**WORK TO COMPLETE:** In the entries that follow, find the word "customizing" and report each line it is on.

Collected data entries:
------------------------------------------------------------------------
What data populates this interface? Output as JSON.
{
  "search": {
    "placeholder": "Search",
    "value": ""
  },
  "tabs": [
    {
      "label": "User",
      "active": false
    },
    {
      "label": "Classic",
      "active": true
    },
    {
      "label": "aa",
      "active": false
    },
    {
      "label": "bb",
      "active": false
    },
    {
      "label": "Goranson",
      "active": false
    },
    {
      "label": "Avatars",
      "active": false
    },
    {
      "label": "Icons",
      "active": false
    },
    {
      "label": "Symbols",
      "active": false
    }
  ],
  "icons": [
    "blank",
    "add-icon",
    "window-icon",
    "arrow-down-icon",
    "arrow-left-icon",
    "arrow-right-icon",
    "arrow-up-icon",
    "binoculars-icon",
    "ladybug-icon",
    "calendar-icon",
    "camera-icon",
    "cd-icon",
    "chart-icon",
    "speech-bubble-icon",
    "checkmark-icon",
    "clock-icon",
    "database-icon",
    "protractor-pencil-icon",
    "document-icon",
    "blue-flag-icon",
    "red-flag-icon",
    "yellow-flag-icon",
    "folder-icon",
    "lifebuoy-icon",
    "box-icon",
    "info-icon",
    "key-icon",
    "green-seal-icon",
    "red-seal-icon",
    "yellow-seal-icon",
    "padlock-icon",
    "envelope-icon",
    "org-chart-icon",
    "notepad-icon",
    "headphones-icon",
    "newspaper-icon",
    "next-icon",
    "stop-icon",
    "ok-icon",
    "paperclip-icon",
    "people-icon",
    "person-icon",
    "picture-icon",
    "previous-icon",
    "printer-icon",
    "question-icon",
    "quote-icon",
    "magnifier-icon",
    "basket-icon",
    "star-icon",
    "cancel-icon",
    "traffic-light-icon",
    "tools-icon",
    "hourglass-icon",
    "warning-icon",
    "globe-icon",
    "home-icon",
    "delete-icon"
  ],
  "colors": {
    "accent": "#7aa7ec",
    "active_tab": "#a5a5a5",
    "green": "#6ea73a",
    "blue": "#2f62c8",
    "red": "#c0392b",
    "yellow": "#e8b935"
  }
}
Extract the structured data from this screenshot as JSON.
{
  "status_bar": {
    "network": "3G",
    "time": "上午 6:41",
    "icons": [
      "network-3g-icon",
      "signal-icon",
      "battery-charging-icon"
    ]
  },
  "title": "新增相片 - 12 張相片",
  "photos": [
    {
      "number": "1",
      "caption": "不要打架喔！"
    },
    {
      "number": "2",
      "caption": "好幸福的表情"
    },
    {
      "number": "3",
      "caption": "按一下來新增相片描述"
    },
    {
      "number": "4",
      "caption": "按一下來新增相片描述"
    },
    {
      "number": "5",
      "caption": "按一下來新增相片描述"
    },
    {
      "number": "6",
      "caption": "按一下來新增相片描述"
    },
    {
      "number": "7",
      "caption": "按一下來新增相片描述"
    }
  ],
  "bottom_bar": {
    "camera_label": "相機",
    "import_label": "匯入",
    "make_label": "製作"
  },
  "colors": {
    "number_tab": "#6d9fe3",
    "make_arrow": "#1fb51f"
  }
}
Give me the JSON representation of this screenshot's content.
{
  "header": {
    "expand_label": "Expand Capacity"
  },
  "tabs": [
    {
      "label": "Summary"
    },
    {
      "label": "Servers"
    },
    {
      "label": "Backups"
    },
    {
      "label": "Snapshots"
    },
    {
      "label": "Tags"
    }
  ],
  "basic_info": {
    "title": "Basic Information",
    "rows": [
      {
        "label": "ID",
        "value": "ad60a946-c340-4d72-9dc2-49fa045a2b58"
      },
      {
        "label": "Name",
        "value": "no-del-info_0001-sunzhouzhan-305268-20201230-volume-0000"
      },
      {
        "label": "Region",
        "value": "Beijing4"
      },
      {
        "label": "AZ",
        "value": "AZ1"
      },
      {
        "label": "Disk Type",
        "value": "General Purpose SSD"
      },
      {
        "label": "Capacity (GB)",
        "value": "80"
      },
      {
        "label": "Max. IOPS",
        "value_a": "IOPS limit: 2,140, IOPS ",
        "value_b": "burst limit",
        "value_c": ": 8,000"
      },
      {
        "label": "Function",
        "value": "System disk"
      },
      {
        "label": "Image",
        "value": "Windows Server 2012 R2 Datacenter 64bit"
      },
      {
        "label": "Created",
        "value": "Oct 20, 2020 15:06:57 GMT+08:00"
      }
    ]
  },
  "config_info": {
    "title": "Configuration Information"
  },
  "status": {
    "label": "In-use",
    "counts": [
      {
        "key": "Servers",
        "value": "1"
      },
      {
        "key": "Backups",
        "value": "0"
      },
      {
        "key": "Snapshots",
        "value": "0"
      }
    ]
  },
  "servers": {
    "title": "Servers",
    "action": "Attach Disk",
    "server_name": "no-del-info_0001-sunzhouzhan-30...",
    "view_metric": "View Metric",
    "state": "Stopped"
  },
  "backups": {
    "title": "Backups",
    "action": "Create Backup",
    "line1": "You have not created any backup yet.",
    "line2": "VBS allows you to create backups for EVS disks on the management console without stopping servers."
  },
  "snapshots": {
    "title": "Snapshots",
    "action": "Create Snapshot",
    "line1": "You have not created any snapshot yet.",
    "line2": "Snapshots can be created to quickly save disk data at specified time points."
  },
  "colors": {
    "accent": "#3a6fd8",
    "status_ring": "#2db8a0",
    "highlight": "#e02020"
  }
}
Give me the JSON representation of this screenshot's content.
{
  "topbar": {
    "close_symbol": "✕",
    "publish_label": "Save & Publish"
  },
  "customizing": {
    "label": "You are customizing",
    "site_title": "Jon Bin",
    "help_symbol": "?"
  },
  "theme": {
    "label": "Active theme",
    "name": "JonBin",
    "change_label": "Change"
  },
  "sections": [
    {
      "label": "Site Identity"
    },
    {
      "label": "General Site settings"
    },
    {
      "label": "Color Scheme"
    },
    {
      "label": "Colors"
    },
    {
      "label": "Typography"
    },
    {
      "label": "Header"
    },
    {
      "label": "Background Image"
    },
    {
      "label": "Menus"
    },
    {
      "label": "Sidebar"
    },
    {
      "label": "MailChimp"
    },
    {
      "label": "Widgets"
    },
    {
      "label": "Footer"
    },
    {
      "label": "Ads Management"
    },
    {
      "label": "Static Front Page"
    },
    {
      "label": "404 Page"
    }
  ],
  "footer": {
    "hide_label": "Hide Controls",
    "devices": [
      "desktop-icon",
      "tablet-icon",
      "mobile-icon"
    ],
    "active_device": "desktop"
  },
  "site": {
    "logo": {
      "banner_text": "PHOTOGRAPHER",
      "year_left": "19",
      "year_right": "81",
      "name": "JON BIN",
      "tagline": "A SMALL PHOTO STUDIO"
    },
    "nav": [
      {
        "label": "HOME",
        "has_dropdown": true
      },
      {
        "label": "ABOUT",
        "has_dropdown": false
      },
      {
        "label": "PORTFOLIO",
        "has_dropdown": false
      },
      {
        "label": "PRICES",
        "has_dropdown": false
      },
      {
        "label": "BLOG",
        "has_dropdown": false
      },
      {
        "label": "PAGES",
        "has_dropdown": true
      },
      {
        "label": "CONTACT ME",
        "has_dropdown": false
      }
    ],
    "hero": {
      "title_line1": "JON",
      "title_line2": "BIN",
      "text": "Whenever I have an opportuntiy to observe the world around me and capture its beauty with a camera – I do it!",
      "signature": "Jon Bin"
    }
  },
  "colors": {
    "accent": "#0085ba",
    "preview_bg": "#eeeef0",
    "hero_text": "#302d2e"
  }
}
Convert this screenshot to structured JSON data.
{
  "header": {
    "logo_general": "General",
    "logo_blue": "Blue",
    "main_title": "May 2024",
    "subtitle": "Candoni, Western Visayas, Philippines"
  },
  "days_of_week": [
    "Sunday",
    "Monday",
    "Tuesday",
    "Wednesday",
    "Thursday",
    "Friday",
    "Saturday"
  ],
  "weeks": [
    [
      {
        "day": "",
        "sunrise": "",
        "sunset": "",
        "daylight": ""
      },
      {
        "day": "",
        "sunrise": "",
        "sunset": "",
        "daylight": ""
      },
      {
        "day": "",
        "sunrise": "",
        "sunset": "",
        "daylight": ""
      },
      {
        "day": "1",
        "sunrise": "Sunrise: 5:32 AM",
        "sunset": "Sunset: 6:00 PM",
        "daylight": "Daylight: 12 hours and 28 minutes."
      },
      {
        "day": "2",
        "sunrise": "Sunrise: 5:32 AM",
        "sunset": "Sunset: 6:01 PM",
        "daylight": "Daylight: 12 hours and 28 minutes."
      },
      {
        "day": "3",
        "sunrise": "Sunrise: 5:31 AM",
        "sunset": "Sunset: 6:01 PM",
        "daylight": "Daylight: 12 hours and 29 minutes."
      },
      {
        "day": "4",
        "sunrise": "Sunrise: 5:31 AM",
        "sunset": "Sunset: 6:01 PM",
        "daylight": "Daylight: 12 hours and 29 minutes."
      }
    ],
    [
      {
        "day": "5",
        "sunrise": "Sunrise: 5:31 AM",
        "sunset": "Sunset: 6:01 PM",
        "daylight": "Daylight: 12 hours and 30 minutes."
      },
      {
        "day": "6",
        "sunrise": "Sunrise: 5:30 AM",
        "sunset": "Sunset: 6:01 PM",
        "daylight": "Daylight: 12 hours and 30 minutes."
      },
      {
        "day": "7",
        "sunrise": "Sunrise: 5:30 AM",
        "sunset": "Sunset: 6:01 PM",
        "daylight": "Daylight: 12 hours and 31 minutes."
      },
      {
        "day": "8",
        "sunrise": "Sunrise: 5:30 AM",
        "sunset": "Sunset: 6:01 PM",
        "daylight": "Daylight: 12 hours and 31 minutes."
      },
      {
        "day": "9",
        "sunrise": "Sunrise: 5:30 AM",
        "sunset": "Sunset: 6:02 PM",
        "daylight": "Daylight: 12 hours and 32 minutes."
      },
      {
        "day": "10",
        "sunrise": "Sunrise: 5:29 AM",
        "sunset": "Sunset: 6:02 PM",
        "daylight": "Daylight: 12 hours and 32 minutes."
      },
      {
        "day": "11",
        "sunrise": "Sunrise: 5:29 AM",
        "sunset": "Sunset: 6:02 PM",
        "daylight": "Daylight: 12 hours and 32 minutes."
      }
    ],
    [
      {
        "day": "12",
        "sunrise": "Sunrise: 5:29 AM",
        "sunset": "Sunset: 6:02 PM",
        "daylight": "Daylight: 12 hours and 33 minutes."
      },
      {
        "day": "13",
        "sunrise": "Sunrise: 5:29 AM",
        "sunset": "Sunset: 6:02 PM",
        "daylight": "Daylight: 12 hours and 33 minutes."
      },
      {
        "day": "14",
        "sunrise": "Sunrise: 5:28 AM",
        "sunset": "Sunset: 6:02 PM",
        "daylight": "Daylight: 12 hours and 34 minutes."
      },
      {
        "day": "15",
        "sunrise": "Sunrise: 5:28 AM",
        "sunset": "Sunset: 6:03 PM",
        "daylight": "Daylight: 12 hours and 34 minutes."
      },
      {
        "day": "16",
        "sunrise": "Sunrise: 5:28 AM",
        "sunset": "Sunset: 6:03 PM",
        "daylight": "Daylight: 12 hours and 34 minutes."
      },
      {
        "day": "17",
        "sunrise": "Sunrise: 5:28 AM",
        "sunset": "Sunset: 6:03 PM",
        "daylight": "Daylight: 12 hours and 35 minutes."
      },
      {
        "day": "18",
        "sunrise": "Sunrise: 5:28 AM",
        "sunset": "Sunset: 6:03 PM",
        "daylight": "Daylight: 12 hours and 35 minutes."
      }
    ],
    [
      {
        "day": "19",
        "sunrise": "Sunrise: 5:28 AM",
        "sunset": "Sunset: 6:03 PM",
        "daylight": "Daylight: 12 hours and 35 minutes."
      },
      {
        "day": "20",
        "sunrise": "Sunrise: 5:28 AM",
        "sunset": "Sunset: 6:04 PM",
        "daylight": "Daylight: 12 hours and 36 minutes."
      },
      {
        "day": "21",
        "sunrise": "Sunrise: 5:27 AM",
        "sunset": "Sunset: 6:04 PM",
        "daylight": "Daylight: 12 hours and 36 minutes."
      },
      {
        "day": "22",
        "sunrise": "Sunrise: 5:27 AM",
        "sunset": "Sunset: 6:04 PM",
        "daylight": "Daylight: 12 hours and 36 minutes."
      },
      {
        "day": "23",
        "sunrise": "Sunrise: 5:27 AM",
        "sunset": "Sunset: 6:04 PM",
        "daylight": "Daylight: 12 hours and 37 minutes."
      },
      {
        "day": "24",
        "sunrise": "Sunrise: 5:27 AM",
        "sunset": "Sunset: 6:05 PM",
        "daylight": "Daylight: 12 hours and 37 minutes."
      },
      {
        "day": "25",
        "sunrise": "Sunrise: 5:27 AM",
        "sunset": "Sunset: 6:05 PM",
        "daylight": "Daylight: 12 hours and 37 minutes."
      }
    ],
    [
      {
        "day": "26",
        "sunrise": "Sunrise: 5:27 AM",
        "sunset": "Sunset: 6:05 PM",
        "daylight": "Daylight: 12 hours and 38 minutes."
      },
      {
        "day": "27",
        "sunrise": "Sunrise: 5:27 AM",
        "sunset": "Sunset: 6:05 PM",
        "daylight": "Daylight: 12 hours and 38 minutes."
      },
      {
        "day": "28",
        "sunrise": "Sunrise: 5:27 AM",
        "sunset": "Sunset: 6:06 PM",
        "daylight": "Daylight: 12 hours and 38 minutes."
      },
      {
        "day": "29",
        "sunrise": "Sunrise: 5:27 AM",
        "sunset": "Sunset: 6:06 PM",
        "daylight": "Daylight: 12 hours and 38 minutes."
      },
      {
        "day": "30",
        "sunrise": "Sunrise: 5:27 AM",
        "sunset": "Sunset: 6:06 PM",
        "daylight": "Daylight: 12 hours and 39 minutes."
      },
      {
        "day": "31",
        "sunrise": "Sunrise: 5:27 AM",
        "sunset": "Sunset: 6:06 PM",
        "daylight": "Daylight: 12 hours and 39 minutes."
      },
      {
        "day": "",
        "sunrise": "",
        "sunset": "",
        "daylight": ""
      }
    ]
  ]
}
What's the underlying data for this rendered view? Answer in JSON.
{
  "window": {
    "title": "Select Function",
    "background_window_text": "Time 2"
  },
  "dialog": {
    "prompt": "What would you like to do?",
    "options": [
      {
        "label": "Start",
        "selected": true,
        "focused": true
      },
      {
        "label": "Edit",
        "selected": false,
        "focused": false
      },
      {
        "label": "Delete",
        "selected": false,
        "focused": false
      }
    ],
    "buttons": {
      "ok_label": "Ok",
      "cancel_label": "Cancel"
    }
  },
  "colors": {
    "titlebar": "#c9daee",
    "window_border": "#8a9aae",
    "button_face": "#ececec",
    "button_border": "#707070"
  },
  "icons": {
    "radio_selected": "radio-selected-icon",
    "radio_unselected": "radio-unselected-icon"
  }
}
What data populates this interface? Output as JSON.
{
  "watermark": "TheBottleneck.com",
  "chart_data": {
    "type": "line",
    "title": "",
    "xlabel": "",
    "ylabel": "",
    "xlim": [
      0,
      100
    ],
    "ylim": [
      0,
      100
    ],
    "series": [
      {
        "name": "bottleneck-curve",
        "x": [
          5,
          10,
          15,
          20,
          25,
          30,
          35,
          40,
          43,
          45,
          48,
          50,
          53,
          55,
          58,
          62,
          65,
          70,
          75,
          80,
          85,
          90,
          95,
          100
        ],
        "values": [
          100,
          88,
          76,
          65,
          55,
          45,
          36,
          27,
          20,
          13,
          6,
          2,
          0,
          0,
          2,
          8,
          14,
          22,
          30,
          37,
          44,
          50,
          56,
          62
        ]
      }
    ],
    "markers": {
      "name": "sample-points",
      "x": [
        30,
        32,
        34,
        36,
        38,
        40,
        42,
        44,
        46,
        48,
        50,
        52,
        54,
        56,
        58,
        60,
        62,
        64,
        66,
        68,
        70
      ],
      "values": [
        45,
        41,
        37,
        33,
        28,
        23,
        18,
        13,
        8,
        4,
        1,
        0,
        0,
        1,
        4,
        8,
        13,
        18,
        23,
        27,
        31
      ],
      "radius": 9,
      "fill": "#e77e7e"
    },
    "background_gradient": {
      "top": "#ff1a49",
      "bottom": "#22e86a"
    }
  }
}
------------------------------------------------------------------------
**OUTPUT OF THE EXERCISE:**
  "customizing": {
    "label": "You are customizing",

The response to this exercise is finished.